SET TASK:
Rewrite every line of the items below as a numbered list, leaving out any blank lines.

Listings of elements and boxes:
** Start **

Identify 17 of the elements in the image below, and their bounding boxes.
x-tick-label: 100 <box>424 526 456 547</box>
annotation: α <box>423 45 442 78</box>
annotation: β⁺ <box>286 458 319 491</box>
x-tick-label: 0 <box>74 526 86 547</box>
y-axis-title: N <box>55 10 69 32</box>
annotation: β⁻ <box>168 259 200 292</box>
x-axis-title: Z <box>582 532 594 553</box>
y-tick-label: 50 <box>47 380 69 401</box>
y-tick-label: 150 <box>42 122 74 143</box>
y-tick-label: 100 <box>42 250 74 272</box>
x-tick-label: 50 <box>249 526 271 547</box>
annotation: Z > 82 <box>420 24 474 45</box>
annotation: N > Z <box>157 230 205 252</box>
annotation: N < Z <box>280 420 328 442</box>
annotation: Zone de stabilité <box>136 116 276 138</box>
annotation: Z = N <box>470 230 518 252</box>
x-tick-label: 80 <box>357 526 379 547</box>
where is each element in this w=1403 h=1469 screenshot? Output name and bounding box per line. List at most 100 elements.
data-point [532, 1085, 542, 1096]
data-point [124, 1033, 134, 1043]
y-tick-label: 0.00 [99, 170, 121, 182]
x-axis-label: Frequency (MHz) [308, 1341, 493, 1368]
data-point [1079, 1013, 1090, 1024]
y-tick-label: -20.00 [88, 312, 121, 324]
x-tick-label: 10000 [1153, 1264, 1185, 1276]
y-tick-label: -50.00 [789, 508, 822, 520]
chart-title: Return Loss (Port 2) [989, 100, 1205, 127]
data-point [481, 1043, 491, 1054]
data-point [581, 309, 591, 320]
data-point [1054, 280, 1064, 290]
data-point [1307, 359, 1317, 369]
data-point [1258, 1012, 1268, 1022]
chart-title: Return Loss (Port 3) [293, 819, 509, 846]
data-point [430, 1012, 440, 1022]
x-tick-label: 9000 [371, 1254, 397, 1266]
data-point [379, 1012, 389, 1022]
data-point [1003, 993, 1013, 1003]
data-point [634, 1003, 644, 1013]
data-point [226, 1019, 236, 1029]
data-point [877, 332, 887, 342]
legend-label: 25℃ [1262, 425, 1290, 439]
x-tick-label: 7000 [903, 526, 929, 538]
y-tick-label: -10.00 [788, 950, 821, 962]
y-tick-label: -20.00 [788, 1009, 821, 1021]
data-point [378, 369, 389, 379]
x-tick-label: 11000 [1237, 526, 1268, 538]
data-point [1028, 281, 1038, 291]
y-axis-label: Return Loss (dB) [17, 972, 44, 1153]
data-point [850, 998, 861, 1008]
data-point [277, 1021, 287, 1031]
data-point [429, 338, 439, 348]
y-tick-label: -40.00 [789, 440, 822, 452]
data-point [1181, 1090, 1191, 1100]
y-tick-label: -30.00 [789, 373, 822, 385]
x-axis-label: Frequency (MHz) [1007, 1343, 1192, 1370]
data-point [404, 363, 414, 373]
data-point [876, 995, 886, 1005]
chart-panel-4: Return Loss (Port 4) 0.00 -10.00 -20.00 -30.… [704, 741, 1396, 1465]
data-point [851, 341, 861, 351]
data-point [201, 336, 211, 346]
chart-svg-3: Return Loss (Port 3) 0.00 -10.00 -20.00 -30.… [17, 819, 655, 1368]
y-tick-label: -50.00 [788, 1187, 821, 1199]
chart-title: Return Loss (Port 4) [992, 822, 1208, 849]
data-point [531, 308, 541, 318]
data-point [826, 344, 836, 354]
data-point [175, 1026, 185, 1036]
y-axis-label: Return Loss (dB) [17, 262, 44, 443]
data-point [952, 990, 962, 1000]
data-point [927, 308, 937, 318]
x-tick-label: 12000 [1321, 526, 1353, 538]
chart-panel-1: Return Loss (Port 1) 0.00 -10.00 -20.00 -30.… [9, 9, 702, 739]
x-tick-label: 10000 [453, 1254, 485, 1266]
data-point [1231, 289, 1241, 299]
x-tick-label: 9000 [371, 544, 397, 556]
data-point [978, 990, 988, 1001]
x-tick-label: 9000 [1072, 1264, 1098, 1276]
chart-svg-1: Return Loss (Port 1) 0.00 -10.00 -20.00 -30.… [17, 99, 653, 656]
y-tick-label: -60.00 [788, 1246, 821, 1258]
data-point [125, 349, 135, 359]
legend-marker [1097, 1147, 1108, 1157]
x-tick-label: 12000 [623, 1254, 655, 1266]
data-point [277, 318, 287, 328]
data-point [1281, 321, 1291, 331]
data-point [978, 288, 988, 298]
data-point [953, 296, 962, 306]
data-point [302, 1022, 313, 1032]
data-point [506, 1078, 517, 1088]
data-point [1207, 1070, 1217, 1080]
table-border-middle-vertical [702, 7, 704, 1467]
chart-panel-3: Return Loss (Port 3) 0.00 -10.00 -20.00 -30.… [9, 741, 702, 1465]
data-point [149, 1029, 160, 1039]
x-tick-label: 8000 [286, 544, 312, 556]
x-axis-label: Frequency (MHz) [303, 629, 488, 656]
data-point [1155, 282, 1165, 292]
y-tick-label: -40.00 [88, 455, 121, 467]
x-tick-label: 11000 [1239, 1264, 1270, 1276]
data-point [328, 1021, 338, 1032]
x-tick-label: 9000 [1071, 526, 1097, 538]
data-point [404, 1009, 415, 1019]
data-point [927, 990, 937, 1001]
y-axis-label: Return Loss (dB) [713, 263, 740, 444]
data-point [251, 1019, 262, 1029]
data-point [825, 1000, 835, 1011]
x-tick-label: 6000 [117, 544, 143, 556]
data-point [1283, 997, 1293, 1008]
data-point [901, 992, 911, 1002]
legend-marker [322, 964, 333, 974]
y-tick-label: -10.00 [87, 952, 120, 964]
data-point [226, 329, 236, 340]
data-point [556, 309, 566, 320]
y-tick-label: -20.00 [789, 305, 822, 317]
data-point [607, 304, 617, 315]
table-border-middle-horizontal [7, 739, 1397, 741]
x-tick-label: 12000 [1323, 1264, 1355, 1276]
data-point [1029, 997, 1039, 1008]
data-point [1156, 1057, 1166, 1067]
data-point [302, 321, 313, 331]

** End **

RESPONSE:
1. Identify 17 of the elements in the image below, and their bounding boxes.
2. x-tick-label: 100 <box>424 526 456 547</box>
3. annotation: α <box>423 45 442 78</box>
4. annotation: β⁺ <box>286 458 319 491</box>
5. x-tick-label: 0 <box>74 526 86 547</box>
6. y-axis-title: N <box>55 10 69 32</box>
7. annotation: β⁻ <box>168 259 200 292</box>
8. x-axis-title: Z <box>582 532 594 553</box>
9. y-tick-label: 50 <box>47 380 69 401</box>
10. y-tick-label: 150 <box>42 122 74 143</box>
11. y-tick-label: 100 <box>42 250 74 272</box>
12. x-tick-label: 50 <box>249 526 271 547</box>
13. annotation: Z > 82 <box>420 24 474 45</box>
14. annotation: N > Z <box>157 230 205 252</box>
15. annotation: N < Z <box>280 420 328 442</box>
16. annotation: Zone de stabilité <box>136 116 276 138</box>
17. annotation: Z = N <box>470 230 518 252</box>
18. x-tick-label: 80 <box>357 526 379 547</box>
19. where is each element in this w=1403 h=1469 screenshot? Output name and bounding box per line. List at most 100 elements.
20. data-point [532, 1085, 542, 1096]
21. data-point [124, 1033, 134, 1043]
22. y-tick-label: 0.00 [99, 170, 121, 182]
23. x-axis-label: Frequency (MHz) [308, 1341, 493, 1368]
24. data-point [1079, 1013, 1090, 1024]
25. y-tick-label: -20.00 [88, 312, 121, 324]
26. x-tick-label: 10000 [1153, 1264, 1185, 1276]
27. y-tick-label: -50.00 [789, 508, 822, 520]
28. chart-title: Return Loss (Port 2) [989, 100, 1205, 127]
29. data-point [481, 1043, 491, 1054]
30. data-point [581, 309, 591, 320]
31. data-point [1054, 280, 1064, 290]
32. data-point [1307, 359, 1317, 369]
33. data-point [1258, 1012, 1268, 1022]
34. chart-title: Return Loss (Port 3) [293, 819, 509, 846]
35. data-point [430, 1012, 440, 1022]
36. x-tick-label: 9000 [371, 1254, 397, 1266]
37. data-point [379, 1012, 389, 1022]
38. data-point [1003, 993, 1013, 1003]
39. data-point [634, 1003, 644, 1013]
40. data-point [226, 1019, 236, 1029]
41. data-point [877, 332, 887, 342]
42. legend-label: 25℃ [1262, 425, 1290, 439]
43. x-tick-label: 7000 [903, 526, 929, 538]
44. y-tick-label: -10.00 [788, 950, 821, 962]
45. y-tick-label: -20.00 [788, 1009, 821, 1021]
46. data-point [378, 369, 389, 379]
47. x-tick-label: 11000 [1237, 526, 1268, 538]
48. data-point [1028, 281, 1038, 291]
49. y-axis-label: Return Loss (dB) [17, 972, 44, 1153]
50. data-point [850, 998, 861, 1008]
51. data-point [277, 1021, 287, 1031]
52. data-point [429, 338, 439, 348]
53. y-tick-label: -40.00 [789, 440, 822, 452]
54. data-point [1181, 1090, 1191, 1100]
55. y-tick-label: -30.00 [789, 373, 822, 385]
56. x-axis-label: Frequency (MHz) [1007, 1343, 1192, 1370]
57. data-point [404, 363, 414, 373]
58. data-point [876, 995, 886, 1005]
59. chart-panel-4: Return Loss (Port 4) 0.00 -10.00 -20.00 -30.… [704, 741, 1396, 1465]
60. data-point [851, 341, 861, 351]
61. data-point [201, 336, 211, 346]
62. chart-svg-3: Return Loss (Port 3) 0.00 -10.00 -20.00 -30.… [17, 819, 655, 1368]
63. y-tick-label: -50.00 [788, 1187, 821, 1199]
64. chart-title: Return Loss (Port 4) [992, 822, 1208, 849]
65. data-point [531, 308, 541, 318]
66. data-point [826, 344, 836, 354]
67. data-point [175, 1026, 185, 1036]
68. y-axis-label: Return Loss (dB) [17, 262, 44, 443]
69. data-point [952, 990, 962, 1000]
70. data-point [927, 308, 937, 318]
71. x-tick-label: 12000 [1321, 526, 1353, 538]
72. chart-panel-1: Return Loss (Port 1) 0.00 -10.00 -20.00 -30.… [9, 9, 702, 739]
73. x-tick-label: 10000 [453, 1254, 485, 1266]
74. data-point [1231, 289, 1241, 299]
75. x-tick-label: 9000 [371, 544, 397, 556]
76. data-point [978, 990, 988, 1001]
77. x-tick-label: 9000 [1072, 1264, 1098, 1276]
78. chart-svg-1: Return Loss (Port 1) 0.00 -10.00 -20.00 -30.… [17, 99, 653, 656]
79. y-tick-label: -60.00 [788, 1246, 821, 1258]
80. data-point [125, 349, 135, 359]
81. legend-marker [1097, 1147, 1108, 1157]
82. x-tick-label: 12000 [623, 1254, 655, 1266]
83. data-point [277, 318, 287, 328]
84. data-point [1281, 321, 1291, 331]
85. data-point [978, 288, 988, 298]
86. data-point [953, 296, 962, 306]
87. data-point [302, 1022, 313, 1032]
88. data-point [506, 1078, 517, 1088]
89. data-point [1207, 1070, 1217, 1080]
90. table-border-middle-vertical [702, 7, 704, 1467]
91. chart-panel-3: Return Loss (Port 3) 0.00 -10.00 -20.00 -30.… [9, 741, 702, 1465]
92. data-point [149, 1029, 160, 1039]
93. x-tick-label: 8000 [286, 544, 312, 556]
94. x-axis-label: Frequency (MHz) [303, 629, 488, 656]
95. data-point [1155, 282, 1165, 292]
96. y-tick-label: -40.00 [88, 455, 121, 467]
97. x-tick-label: 11000 [1239, 1264, 1270, 1276]
98. data-point [328, 1021, 338, 1032]
99. x-tick-label: 9000 [1071, 526, 1097, 538]
100. data-point [404, 1009, 415, 1019]
101. data-point [927, 990, 937, 1001]
102. y-axis-label: Return Loss (dB) [713, 263, 740, 444]
103. data-point [251, 1019, 262, 1029]
104. data-point [825, 1000, 835, 1011]
105. x-tick-label: 6000 [117, 544, 143, 556]
106. data-point [1283, 997, 1293, 1008]
107. data-point [901, 992, 911, 1002]
108. legend-marker [322, 964, 333, 974]
109. y-tick-label: -10.00 [87, 952, 120, 964]
110. data-point [226, 329, 236, 340]
111. data-point [556, 309, 566, 320]
112. y-tick-label: -20.00 [789, 305, 822, 317]
113. data-point [607, 304, 617, 315]
114. table-border-middle-horizontal [7, 739, 1397, 741]
115. x-tick-label: 12000 [1323, 1264, 1355, 1276]
116. data-point [1029, 997, 1039, 1008]
117. data-point [1156, 1057, 1166, 1067]
118. data-point [302, 321, 313, 331]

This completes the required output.